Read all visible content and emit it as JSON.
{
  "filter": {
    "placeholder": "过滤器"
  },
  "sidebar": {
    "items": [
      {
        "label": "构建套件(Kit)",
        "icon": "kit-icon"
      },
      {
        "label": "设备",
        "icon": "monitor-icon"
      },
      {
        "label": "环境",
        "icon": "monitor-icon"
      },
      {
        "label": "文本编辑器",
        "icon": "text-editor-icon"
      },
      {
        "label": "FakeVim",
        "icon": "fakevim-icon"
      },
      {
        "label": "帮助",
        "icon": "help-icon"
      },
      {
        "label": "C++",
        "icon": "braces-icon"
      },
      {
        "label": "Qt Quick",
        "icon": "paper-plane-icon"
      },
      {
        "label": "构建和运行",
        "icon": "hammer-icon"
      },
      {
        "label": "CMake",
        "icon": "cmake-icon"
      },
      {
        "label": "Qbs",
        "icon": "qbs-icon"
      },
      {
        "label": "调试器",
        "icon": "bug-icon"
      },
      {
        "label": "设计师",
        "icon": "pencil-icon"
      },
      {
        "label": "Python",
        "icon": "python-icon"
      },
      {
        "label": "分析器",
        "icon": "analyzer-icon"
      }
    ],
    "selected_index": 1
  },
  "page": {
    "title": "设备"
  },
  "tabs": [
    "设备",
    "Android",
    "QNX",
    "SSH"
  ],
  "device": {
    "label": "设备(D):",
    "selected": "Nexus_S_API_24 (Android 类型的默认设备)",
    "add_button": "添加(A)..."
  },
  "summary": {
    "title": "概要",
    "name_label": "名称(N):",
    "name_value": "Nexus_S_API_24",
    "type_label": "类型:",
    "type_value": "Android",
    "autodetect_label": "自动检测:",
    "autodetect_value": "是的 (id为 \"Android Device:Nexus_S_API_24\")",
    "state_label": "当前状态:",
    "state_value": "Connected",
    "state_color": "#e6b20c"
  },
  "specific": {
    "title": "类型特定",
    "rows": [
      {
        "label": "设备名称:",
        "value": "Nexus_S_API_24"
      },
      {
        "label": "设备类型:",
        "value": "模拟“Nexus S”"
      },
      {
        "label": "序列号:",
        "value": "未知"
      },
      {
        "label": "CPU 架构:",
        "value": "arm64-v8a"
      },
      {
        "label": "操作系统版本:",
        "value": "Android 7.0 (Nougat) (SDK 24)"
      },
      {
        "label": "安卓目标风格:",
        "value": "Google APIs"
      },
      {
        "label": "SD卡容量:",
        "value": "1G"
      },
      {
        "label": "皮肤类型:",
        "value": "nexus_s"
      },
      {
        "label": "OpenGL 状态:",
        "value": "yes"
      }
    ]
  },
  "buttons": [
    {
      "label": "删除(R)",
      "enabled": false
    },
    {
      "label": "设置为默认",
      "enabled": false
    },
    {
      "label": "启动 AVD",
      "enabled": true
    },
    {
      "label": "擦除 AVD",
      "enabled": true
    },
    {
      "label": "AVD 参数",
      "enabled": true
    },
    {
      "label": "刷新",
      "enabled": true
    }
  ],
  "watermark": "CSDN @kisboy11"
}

▶ TASK DIRECTIONS
Output all of the material, please, exactly as it stands.

▶ ANSWER TO THIS PROBLEM
Read all visible content and emit it as JSON.
{
  "filter": {
    "placeholder": "过滤器"
  },
  "sidebar": {
    "items": [
      {
        "label": "构建套件(Kit)",
        "icon": "kit-icon"
      },
      {
        "label": "设备",
        "icon": "monitor-icon"
      },
      {
        "label": "环境",
        "icon": "monitor-icon"
      },
      {
        "label": "文本编辑器",
        "icon": "text-editor-icon"
      },
      {
        "label": "FakeVim",
        "icon": "fakevim-icon"
      },
      {
        "label": "帮助",
        "icon": "help-icon"
      },
      {
        "label": "C++",
        "icon": "braces-icon"
      },
      {
        "label": "Qt Quick",
        "icon": "paper-plane-icon"
      },
      {
        "label": "构建和运行",
        "icon": "hammer-icon"
      },
      {
        "label": "CMake",
        "icon": "cmake-icon"
      },
      {
        "label": "Qbs",
        "icon": "qbs-icon"
      },
      {
        "label": "调试器",
        "icon": "bug-icon"
      },
      {
        "label": "设计师",
        "icon": "pencil-icon"
      },
      {
        "label": "Python",
        "icon": "python-icon"
      },
      {
        "label": "分析器",
        "icon": "analyzer-icon"
      }
    ],
    "selected_index": 1
  },
  "page": {
    "title": "设备"
  },
  "tabs": [
    "设备",
    "Android",
    "QNX",
    "SSH"
  ],
  "device": {
    "label": "设备(D):",
    "selected": "Nexus_S_API_24 (Android 类型的默认设备)",
    "add_button": "添加(A)..."
  },
  "summary": {
    "title": "概要",
    "name_label": "名称(N):",
    "name_value": "Nexus_S_API_24",
    "type_label": "类型:",
    "type_value": "Android",
    "autodetect_label": "自动检测:",
    "autodetect_value": "是的 (id为 \"Android Device:Nexus_S_API_24\")",
    "state_label": "当前状态:",
    "state_value": "Connected",
    "state_color": "#e6b20c"
  },
  "specific": {
    "title": "类型特定",
    "rows": [
      {
        "label": "设备名称:",
        "value": "Nexus_S_API_24"
      },
      {
        "label": "设备类型:",
        "value": "模拟“Nexus S”"
      },
      {
        "label": "序列号:",
        "value": "未知"
      },
      {
        "label": "CPU 架构:",
        "value": "arm64-v8a"
      },
      {
        "label": "操作系统版本:",
        "value": "Android 7.0 (Nougat) (SDK 24)"
      },
      {
        "label": "安卓目标风格:",
        "value": "Google APIs"
      },
      {
        "label": "SD卡容量:",
        "value": "1G"
      },
      {
        "label": "皮肤类型:",
        "value": "nexus_s"
      },
      {
        "label": "OpenGL 状态:",
        "value": "yes"
      }
    ]
  },
  "buttons": [
    {
      "label": "删除(R)",
      "enabled": false
    },
    {
      "label": "设置为默认",
      "enabled": false
    },
    {
      "label": "启动 AVD",
      "enabled": true
    },
    {
      "label": "擦除 AVD",
      "enabled": true
    },
    {
      "label": "AVD 参数",
      "enabled": true
    },
    {
      "label": "刷新",
      "enabled": true
    }
  ],
  "watermark": "CSDN @kisboy11"
}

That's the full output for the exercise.